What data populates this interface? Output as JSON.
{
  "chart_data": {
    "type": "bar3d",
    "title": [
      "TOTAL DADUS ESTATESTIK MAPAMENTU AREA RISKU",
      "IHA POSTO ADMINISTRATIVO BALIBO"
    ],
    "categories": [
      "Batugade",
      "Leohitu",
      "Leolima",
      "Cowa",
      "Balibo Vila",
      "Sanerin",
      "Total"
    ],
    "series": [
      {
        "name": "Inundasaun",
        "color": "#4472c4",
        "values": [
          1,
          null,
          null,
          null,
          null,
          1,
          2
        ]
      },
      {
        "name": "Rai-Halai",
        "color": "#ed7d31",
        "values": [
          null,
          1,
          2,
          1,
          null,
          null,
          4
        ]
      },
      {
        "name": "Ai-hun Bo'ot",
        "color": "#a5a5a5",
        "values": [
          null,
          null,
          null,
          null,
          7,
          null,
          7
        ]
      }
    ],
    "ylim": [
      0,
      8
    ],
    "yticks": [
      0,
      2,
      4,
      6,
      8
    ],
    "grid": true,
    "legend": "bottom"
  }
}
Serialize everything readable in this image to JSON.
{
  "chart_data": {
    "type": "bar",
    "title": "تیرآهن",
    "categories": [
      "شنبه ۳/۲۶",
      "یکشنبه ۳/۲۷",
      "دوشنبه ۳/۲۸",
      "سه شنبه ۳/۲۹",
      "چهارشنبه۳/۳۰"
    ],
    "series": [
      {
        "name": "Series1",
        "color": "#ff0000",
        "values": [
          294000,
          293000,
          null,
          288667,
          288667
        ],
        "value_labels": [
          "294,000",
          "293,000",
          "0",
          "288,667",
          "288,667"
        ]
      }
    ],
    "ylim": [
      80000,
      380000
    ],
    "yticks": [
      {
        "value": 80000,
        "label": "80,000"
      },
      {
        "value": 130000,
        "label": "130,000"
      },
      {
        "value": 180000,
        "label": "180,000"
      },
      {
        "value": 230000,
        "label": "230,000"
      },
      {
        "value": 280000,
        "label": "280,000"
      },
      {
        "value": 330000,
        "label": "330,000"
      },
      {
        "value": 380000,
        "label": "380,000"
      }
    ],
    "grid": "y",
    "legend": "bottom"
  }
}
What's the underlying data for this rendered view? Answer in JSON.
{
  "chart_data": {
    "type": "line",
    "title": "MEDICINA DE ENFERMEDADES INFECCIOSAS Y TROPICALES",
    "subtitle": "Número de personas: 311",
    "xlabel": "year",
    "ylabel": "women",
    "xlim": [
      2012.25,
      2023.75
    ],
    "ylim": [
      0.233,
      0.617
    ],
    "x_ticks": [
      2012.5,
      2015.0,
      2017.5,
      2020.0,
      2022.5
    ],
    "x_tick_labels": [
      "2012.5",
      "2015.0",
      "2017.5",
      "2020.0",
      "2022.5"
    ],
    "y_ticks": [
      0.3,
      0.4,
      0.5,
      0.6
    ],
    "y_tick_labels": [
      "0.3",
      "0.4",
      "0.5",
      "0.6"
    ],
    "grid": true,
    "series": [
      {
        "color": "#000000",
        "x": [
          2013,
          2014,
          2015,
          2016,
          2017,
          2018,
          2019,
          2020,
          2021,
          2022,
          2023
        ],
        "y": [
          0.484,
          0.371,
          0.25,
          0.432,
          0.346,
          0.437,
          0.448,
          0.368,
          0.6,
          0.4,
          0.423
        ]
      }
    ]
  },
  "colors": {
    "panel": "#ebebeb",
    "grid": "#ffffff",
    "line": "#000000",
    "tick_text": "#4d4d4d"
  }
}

▸ **Goal**: Return the full listing, character for character.

▸ **Task solution**:
What data populates this interface? Output as JSON.
{
  "chart_data": {
    "type": "bar3d",
    "title": [
      "TOTAL DADUS ESTATESTIK MAPAMENTU AREA RISKU",
      "IHA POSTO ADMINISTRATIVO BALIBO"
    ],
    "categories": [
      "Batugade",
      "Leohitu",
      "Leolima",
      "Cowa",
      "Balibo Vila",
      "Sanerin",
      "Total"
    ],
    "series": [
      {
        "name": "Inundasaun",
        "color": "#4472c4",
        "values": [
          1,
          null,
          null,
          null,
          null,
          1,
          2
        ]
      },
      {
        "name": "Rai-Halai",
        "color": "#ed7d31",
        "values": [
          null,
          1,
          2,
          1,
          null,
          null,
          4
        ]
      },
      {
        "name": "Ai-hun Bo'ot",
        "color": "#a5a5a5",
        "values": [
          null,
          null,
          null,
          null,
          7,
          null,
          7
        ]
      }
    ],
    "ylim": [
      0,
      8
    ],
    "yticks": [
      0,
      2,
      4,
      6,
      8
    ],
    "grid": true,
    "legend": "bottom"
  }
}
Serialize everything readable in this image to JSON.
{
  "chart_data": {
    "type": "bar",
    "title": "تیرآهن",
    "categories": [
      "شنبه ۳/۲۶",
      "یکشنبه ۳/۲۷",
      "دوشنبه ۳/۲۸",
      "سه شنبه ۳/۲۹",
      "چهارشنبه۳/۳۰"
    ],
    "series": [
      {
        "name": "Series1",
        "color": "#ff0000",
        "values": [
          294000,
          293000,
          null,
          288667,
          288667
        ],
        "value_labels": [
          "294,000",
          "293,000",
          "0",
          "288,667",
          "288,667"
        ]
      }
    ],
    "ylim": [
      80000,
      380000
    ],
    "yticks": [
      {
        "value": 80000,
        "label": "80,000"
      },
      {
        "value": 130000,
        "label": "130,000"
      },
      {
        "value": 180000,
        "label": "180,000"
      },
      {
        "value": 230000,
        "label": "230,000"
      },
      {
        "value": 280000,
        "label": "280,000"
      },
      {
        "value": 330000,
        "label": "330,000"
      },
      {
        "value": 380000,
        "label": "380,000"
      }
    ],
    "grid": "y",
    "legend": "bottom"
  }
}
What's the underlying data for this rendered view? Answer in JSON.
{
  "chart_data": {
    "type": "line",
    "title": "MEDICINA DE ENFERMEDADES INFECCIOSAS Y TROPICALES",
    "subtitle": "Número de personas: 311",
    "xlabel": "year",
    "ylabel": "women",
    "xlim": [
      2012.25,
      2023.75
    ],
    "ylim": [
      0.233,
      0.617
    ],
    "x_ticks": [
      2012.5,
      2015.0,
      2017.5,
      2020.0,
      2022.5
    ],
    "x_tick_labels": [
      "2012.5",
      "2015.0",
      "2017.5",
      "2020.0",
      "2022.5"
    ],
    "y_ticks": [
      0.3,
      0.4,
      0.5,
      0.6
    ],
    "y_tick_labels": [
      "0.3",
      "0.4",
      "0.5",
      "0.6"
    ],
    "grid": true,
    "series": [
      {
        "color": "#000000",
        "x": [
          2013,
          2014,
          2015,
          2016,
          2017,
          2018,
          2019,
          2020,
          2021,
          2022,
          2023
        ],
        "y": [
          0.484,
          0.371,
          0.25,
          0.432,
          0.346,
          0.437,
          0.448,
          0.368,
          0.6,
          0.4,
          0.423
        ]
      }
    ]
  },
  "colors": {
    "panel": "#ebebeb",
    "grid": "#ffffff",
    "line": "#000000",
    "tick_text": "#4d4d4d"
  }
}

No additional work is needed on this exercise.